What the exercise asks: Return each line of the listing that contains the string "Boomers".

Dataset entries:
__________

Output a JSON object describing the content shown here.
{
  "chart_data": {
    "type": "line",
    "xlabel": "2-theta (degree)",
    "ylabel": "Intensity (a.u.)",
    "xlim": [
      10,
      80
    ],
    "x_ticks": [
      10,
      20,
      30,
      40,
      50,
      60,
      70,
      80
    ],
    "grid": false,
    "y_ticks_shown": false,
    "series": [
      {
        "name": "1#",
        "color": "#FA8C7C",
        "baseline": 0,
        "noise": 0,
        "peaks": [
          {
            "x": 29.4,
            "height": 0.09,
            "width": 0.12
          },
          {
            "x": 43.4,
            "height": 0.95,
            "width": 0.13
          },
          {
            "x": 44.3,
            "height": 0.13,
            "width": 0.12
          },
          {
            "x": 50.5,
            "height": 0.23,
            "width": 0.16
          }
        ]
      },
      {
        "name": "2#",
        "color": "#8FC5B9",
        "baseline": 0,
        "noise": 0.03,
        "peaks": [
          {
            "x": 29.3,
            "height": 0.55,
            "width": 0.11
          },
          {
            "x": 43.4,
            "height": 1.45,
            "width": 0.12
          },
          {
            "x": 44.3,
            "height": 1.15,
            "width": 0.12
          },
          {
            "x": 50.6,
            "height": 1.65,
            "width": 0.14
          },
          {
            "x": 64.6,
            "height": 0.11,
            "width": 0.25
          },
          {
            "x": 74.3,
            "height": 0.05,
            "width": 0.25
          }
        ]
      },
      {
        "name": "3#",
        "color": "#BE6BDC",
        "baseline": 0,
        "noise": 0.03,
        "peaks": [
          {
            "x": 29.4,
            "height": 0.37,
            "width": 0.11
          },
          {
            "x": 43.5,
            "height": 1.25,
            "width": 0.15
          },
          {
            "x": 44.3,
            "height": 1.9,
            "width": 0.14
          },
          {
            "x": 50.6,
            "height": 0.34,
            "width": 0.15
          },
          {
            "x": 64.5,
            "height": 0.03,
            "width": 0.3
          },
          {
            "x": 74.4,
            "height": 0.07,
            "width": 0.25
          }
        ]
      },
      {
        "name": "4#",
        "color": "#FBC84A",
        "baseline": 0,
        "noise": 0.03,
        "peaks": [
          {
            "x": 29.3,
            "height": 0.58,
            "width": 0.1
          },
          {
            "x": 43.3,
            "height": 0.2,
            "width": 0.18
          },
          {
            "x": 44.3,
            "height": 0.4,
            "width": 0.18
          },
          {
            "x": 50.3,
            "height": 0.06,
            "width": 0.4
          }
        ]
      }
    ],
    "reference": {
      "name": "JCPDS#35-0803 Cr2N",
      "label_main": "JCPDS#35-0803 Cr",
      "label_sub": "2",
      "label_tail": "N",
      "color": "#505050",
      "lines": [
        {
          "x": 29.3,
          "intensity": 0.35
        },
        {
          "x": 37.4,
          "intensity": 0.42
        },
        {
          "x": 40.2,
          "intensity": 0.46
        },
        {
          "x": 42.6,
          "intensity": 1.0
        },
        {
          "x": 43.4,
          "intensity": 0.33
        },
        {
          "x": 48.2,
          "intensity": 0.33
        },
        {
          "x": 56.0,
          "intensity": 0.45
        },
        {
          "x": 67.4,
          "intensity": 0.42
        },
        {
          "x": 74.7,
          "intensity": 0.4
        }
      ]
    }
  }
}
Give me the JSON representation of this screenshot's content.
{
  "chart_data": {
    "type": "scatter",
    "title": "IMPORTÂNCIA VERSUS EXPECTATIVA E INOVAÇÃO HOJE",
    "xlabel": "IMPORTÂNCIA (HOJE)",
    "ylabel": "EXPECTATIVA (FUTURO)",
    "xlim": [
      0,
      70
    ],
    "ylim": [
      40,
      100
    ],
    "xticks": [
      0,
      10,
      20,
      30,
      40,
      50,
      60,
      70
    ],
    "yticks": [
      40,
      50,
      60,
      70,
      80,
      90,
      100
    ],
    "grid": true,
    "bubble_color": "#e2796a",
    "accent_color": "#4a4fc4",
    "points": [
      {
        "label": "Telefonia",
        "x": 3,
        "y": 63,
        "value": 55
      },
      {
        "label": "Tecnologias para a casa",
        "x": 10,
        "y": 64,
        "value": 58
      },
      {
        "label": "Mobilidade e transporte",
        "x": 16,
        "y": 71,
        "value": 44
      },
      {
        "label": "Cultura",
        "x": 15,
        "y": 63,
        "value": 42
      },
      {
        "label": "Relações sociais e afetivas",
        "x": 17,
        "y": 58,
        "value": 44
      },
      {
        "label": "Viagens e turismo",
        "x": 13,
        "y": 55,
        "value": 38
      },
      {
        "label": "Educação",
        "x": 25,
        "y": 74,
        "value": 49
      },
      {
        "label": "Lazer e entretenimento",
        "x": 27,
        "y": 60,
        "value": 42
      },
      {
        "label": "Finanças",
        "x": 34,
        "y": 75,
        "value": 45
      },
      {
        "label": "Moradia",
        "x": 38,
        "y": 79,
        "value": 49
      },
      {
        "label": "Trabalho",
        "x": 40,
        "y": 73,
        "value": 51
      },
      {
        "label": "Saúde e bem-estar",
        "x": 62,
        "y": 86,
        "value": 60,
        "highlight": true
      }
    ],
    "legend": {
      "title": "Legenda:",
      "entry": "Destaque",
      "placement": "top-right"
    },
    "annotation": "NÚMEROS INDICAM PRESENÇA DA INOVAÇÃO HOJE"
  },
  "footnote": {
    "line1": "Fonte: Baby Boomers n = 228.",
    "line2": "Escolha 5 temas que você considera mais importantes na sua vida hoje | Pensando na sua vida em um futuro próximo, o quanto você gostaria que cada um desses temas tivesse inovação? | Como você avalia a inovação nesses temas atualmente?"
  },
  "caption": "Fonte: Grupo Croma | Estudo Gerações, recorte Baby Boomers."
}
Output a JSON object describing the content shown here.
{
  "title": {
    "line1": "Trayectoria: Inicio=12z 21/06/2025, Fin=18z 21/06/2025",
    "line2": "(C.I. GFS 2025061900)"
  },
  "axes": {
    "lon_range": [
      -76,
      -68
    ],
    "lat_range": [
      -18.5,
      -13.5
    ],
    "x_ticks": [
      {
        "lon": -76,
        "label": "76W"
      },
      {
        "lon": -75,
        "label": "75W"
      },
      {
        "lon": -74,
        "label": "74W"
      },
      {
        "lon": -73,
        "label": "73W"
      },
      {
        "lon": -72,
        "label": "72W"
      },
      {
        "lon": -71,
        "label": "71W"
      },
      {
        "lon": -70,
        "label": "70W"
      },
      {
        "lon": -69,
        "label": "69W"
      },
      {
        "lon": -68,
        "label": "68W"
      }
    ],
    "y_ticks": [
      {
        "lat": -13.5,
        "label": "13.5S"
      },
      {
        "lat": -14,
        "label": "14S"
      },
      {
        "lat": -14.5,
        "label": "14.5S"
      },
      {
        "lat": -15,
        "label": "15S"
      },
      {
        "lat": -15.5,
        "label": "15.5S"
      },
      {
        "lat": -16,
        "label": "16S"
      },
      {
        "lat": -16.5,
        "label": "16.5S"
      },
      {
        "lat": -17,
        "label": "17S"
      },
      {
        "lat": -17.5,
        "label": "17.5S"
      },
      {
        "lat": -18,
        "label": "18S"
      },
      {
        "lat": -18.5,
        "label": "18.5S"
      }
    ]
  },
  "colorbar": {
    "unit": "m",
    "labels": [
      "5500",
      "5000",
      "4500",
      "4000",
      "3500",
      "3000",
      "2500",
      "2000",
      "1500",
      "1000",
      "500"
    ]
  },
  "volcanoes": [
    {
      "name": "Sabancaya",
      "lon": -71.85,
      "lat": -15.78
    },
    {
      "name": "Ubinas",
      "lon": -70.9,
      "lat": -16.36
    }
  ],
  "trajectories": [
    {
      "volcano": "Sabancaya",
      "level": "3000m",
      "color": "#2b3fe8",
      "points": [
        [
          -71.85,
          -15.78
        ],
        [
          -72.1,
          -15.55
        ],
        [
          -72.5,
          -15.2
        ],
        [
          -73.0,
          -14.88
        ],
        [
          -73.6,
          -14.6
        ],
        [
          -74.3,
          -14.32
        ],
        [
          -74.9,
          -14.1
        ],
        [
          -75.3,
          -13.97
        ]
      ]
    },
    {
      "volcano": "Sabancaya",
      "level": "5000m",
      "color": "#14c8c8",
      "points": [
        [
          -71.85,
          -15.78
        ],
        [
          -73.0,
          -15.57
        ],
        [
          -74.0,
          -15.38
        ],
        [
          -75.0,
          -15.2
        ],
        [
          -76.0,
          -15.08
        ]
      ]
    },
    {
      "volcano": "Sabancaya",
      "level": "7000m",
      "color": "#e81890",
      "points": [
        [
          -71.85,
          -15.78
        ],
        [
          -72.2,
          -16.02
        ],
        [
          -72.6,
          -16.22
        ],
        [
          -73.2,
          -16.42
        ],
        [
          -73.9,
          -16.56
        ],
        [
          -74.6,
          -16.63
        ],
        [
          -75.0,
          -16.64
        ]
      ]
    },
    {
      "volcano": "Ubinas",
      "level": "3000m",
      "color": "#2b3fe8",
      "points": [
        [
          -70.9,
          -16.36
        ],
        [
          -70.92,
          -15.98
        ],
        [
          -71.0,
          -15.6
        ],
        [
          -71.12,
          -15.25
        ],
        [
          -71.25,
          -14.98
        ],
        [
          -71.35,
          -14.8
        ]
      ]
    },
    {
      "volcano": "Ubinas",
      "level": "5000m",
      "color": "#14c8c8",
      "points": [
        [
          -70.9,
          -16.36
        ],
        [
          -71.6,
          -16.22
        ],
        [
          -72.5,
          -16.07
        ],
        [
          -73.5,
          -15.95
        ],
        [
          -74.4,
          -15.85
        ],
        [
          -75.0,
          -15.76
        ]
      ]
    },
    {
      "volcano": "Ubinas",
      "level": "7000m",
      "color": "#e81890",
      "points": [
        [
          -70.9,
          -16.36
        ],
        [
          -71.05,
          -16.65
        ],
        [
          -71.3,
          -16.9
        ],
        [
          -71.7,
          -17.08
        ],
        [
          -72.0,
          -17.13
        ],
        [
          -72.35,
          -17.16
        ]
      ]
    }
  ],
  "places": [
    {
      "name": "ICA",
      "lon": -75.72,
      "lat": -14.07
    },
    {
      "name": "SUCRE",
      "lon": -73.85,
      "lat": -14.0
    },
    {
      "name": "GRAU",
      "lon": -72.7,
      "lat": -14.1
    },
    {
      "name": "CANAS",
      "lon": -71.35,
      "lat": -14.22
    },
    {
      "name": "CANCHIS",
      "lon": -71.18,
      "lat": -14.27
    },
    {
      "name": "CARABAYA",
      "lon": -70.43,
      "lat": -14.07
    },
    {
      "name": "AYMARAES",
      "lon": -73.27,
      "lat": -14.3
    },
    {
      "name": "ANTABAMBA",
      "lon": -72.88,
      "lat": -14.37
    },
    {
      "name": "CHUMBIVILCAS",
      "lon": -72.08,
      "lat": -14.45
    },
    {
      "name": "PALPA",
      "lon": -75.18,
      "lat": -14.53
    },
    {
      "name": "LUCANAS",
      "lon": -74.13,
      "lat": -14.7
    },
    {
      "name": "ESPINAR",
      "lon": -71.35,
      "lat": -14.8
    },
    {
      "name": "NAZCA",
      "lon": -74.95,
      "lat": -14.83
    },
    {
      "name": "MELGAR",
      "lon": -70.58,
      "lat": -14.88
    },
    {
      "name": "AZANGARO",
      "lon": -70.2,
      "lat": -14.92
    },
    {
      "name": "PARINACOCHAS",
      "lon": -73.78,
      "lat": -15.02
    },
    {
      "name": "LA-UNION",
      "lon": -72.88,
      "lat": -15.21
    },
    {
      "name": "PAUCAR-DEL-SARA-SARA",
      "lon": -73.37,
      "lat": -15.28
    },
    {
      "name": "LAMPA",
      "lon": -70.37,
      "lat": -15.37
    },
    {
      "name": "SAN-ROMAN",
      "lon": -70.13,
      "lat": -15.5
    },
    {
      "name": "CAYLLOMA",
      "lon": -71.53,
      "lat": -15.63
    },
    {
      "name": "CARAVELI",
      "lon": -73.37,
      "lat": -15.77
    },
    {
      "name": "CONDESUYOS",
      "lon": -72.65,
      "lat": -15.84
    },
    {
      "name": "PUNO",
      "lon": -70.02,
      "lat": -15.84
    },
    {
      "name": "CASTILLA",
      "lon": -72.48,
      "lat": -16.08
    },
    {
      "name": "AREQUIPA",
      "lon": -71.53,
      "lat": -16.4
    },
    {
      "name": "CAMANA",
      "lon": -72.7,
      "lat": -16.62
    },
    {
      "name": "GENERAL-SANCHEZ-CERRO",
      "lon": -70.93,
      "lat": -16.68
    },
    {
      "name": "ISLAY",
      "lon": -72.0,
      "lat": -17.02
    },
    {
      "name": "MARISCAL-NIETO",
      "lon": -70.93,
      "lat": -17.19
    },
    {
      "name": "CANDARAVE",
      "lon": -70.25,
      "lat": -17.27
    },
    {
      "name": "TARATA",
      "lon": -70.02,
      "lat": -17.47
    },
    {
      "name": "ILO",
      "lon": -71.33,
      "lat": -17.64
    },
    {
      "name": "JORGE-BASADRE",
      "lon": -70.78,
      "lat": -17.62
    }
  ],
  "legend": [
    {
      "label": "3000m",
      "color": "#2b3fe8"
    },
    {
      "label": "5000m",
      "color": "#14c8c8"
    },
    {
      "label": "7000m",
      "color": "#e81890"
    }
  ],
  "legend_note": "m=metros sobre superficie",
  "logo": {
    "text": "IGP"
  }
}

__________

Exercise result:
    "line1": "Fonte: Baby Boomers n = 228.",
  "caption": "Fonte: Grupo Croma | Estudo Gerações, recorte Baby Boomers."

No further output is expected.